* DATA FOR THIS EXERCISE:
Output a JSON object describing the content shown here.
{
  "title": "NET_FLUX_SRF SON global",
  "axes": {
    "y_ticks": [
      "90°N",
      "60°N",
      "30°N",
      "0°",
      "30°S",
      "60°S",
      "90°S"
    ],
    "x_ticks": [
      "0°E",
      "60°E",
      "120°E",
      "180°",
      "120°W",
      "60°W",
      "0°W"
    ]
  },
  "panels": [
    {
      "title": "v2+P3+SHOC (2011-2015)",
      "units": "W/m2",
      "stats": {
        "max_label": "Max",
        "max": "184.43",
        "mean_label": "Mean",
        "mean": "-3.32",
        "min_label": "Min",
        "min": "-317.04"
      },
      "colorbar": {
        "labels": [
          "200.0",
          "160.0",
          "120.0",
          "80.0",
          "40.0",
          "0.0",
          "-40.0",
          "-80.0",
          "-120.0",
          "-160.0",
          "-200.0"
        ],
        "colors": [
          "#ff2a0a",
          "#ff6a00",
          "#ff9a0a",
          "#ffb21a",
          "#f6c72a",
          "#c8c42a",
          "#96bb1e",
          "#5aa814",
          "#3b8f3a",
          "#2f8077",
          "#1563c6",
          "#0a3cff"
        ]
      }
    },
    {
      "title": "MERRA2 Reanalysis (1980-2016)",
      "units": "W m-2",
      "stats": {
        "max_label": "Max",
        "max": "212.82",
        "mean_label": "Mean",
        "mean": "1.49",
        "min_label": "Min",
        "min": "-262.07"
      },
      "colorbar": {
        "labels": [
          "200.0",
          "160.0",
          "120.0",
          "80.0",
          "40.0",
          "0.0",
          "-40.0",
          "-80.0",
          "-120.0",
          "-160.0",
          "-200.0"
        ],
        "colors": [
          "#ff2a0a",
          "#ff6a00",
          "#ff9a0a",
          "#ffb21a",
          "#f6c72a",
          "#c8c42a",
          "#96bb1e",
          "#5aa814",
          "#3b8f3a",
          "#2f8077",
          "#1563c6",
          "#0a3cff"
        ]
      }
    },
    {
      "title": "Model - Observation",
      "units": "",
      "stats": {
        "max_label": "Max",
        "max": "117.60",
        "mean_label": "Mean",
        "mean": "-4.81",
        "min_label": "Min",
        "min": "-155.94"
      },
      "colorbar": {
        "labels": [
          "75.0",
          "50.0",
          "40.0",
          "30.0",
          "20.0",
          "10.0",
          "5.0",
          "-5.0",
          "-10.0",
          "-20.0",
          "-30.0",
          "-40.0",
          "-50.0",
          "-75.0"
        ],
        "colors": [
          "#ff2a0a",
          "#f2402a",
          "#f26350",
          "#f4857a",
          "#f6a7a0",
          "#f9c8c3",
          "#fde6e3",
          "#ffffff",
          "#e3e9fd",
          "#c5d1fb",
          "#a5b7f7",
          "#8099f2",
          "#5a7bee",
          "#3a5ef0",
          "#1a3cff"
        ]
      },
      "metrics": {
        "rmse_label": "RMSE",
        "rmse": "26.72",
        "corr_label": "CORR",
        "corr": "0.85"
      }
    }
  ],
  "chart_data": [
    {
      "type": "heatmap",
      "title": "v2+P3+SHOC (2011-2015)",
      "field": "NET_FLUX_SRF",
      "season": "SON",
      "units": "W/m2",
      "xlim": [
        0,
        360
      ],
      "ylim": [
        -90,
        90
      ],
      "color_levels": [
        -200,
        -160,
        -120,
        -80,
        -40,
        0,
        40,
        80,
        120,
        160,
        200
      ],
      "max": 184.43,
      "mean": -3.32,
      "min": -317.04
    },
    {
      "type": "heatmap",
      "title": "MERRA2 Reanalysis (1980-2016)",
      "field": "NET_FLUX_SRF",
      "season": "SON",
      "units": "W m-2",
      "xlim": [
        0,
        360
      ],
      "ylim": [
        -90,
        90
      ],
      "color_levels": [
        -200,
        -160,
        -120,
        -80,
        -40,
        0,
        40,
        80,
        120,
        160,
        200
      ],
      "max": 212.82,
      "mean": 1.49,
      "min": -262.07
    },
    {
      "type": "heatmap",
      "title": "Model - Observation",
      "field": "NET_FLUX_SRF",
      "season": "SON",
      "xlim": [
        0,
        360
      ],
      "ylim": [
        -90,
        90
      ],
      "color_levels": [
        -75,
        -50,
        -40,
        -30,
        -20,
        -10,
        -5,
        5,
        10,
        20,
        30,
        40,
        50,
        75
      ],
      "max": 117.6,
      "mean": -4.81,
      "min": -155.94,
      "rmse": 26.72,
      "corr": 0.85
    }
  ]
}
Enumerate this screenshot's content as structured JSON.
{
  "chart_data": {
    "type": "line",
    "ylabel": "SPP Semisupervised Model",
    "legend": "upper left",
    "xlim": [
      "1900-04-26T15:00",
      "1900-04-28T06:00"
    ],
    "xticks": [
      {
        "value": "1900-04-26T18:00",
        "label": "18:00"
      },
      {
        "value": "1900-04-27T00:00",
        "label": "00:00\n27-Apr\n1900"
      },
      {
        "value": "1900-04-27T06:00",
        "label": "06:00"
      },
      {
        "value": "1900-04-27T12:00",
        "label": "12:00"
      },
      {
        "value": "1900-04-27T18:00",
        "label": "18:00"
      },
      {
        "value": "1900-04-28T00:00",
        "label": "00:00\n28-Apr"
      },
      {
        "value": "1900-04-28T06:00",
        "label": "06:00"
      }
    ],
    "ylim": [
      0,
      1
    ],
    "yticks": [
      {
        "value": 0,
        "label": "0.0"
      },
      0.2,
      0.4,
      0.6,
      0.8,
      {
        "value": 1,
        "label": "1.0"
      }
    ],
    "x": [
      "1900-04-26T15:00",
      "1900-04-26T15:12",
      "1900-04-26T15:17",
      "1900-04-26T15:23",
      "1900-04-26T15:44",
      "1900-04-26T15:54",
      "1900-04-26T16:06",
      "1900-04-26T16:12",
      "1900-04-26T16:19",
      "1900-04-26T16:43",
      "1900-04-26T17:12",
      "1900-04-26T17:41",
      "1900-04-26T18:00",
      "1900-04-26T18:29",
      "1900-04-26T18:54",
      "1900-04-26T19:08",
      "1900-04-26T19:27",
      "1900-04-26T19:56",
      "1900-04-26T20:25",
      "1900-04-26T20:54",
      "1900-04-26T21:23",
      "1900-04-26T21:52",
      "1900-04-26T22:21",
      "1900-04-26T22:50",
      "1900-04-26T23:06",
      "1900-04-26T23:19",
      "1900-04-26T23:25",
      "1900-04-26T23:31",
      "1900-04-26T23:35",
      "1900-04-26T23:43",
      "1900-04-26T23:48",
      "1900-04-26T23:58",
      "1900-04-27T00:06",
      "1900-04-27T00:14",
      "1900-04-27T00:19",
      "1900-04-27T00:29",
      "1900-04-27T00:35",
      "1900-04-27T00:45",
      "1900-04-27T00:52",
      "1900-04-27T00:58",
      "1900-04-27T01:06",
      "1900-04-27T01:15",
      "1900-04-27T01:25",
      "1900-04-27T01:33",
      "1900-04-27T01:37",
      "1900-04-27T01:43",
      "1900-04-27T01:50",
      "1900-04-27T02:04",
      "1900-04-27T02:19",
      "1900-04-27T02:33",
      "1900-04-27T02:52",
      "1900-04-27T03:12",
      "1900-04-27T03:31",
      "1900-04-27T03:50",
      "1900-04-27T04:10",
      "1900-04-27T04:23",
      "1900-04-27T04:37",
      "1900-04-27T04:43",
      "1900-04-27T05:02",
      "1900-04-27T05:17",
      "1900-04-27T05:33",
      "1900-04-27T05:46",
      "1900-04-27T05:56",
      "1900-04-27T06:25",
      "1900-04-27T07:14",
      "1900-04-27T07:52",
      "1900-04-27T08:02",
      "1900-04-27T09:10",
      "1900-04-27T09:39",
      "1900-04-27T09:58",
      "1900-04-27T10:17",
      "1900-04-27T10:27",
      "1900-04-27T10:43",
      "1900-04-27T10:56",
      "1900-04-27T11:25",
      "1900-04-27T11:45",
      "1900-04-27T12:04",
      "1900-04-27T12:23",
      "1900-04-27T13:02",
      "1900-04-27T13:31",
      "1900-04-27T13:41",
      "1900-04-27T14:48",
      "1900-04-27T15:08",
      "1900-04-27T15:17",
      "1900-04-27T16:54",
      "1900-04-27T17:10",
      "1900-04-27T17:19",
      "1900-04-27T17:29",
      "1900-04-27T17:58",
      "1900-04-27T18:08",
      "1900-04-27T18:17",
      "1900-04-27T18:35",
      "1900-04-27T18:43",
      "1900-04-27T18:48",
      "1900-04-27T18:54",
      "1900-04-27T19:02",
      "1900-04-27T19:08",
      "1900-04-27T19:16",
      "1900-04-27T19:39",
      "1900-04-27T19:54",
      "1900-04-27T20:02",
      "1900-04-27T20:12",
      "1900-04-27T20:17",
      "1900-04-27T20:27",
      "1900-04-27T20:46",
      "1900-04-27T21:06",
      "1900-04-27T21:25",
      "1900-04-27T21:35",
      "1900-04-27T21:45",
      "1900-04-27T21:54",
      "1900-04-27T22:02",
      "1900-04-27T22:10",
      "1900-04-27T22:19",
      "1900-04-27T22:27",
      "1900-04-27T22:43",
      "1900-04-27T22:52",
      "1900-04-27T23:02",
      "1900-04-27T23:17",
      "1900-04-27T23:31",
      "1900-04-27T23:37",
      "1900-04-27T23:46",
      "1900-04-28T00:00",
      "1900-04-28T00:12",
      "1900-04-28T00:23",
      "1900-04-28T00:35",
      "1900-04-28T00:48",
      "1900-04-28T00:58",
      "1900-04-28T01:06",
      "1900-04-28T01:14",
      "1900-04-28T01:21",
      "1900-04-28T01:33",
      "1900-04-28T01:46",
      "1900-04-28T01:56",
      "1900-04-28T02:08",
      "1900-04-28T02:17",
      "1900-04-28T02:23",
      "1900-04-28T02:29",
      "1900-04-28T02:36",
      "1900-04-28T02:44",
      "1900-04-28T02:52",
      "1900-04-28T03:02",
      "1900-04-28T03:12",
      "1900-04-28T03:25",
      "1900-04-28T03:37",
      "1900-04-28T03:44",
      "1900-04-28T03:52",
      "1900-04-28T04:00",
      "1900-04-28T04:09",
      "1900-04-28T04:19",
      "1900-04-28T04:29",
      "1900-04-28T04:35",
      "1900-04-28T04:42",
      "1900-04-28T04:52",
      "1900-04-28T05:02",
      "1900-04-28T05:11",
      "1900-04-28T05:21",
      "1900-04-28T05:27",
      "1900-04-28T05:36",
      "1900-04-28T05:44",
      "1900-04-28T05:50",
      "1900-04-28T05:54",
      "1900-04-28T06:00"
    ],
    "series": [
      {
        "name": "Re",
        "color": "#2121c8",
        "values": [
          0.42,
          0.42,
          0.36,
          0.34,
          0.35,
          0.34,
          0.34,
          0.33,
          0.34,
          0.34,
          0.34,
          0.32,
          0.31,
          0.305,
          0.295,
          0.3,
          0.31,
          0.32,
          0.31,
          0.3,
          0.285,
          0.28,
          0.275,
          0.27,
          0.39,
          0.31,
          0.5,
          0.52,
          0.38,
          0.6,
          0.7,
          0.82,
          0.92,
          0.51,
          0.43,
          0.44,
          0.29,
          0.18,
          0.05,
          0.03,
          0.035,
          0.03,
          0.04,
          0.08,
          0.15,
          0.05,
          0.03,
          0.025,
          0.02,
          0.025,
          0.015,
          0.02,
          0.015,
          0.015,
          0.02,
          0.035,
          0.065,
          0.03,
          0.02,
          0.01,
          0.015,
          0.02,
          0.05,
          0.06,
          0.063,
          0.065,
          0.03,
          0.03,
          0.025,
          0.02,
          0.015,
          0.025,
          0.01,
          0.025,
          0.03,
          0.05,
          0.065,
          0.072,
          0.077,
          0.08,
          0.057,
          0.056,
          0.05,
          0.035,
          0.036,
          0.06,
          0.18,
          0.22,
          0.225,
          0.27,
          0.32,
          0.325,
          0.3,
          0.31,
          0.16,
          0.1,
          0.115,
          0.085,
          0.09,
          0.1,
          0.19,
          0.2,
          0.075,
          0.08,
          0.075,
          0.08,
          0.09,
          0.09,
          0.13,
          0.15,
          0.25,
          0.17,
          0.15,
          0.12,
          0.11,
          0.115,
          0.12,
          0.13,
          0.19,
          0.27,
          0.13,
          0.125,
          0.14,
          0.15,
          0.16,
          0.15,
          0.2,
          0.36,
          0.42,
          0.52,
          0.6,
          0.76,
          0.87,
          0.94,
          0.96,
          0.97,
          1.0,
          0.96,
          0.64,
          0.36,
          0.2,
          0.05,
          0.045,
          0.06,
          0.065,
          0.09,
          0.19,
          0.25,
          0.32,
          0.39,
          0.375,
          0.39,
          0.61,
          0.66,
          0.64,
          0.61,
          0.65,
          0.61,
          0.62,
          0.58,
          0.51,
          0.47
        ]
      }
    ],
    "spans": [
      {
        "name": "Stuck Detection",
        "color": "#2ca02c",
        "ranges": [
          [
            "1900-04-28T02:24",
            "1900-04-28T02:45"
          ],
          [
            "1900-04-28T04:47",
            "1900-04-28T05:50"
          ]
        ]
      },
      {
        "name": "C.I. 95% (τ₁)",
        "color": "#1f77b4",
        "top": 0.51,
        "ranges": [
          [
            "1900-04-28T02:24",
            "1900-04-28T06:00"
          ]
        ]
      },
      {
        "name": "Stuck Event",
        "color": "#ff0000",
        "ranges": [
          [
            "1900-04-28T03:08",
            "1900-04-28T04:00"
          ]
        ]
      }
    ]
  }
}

* DIRECTIONS:
Filter out every line that lacks the word "content", and copy the rest.

* TASK RESULT:
Output a JSON object describing the content shown here.
Enumerate this screenshot's content as structured JSON.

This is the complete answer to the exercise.